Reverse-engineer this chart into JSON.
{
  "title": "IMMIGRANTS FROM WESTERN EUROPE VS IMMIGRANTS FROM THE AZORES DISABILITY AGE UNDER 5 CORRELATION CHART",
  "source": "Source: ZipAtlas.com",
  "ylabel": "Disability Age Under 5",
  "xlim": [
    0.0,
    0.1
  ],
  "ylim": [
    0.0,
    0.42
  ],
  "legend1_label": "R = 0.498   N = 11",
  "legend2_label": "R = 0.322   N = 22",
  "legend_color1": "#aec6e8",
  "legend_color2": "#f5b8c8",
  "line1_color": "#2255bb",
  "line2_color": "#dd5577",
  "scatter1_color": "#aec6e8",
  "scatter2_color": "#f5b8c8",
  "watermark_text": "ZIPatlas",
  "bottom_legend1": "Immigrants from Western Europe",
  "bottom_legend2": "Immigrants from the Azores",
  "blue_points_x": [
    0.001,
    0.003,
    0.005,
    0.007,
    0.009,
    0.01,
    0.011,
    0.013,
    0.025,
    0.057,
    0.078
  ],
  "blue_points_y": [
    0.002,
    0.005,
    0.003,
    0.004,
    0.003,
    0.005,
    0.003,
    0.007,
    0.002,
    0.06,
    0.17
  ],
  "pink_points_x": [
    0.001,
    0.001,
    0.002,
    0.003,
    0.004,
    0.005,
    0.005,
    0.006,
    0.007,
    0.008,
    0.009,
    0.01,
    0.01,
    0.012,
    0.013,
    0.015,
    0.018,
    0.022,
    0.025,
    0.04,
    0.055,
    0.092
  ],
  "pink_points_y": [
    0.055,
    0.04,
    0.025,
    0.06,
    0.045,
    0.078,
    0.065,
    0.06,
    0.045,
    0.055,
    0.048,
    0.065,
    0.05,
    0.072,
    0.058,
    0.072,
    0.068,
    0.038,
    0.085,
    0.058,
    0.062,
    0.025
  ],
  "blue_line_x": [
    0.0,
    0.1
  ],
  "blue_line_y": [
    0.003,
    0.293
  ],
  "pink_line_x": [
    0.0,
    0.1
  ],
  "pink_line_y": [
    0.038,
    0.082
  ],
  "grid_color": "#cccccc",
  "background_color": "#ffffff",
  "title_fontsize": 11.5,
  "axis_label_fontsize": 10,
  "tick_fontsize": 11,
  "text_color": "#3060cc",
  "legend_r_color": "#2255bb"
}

**WHAT NEEDS TO BE DONE:**
Repeat all entries. Match them exactly.

**OUTPUT OF THE EXERCISE:**
Reverse-engineer this chart into JSON.
{
  "title": "IMMIGRANTS FROM WESTERN EUROPE VS IMMIGRANTS FROM THE AZORES DISABILITY AGE UNDER 5 CORRELATION CHART",
  "source": "Source: ZipAtlas.com",
  "ylabel": "Disability Age Under 5",
  "xlim": [
    0.0,
    0.1
  ],
  "ylim": [
    0.0,
    0.42
  ],
  "legend1_label": "R = 0.498   N = 11",
  "legend2_label": "R = 0.322   N = 22",
  "legend_color1": "#aec6e8",
  "legend_color2": "#f5b8c8",
  "line1_color": "#2255bb",
  "line2_color": "#dd5577",
  "scatter1_color": "#aec6e8",
  "scatter2_color": "#f5b8c8",
  "watermark_text": "ZIPatlas",
  "bottom_legend1": "Immigrants from Western Europe",
  "bottom_legend2": "Immigrants from the Azores",
  "blue_points_x": [
    0.001,
    0.003,
    0.005,
    0.007,
    0.009,
    0.01,
    0.011,
    0.013,
    0.025,
    0.057,
    0.078
  ],
  "blue_points_y": [
    0.002,
    0.005,
    0.003,
    0.004,
    0.003,
    0.005,
    0.003,
    0.007,
    0.002,
    0.06,
    0.17
  ],
  "pink_points_x": [
    0.001,
    0.001,
    0.002,
    0.003,
    0.004,
    0.005,
    0.005,
    0.006,
    0.007,
    0.008,
    0.009,
    0.01,
    0.01,
    0.012,
    0.013,
    0.015,
    0.018,
    0.022,
    0.025,
    0.04,
    0.055,
    0.092
  ],
  "pink_points_y": [
    0.055,
    0.04,
    0.025,
    0.06,
    0.045,
    0.078,
    0.065,
    0.06,
    0.045,
    0.055,
    0.048,
    0.065,
    0.05,
    0.072,
    0.058,
    0.072,
    0.068,
    0.038,
    0.085,
    0.058,
    0.062,
    0.025
  ],
  "blue_line_x": [
    0.0,
    0.1
  ],
  "blue_line_y": [
    0.003,
    0.293
  ],
  "pink_line_x": [
    0.0,
    0.1
  ],
  "pink_line_y": [
    0.038,
    0.082
  ],
  "grid_color": "#cccccc",
  "background_color": "#ffffff",
  "title_fontsize": 11.5,
  "axis_label_fontsize": 10,
  "tick_fontsize": 11,
  "text_color": "#3060cc",
  "legend_r_color": "#2255bb"
}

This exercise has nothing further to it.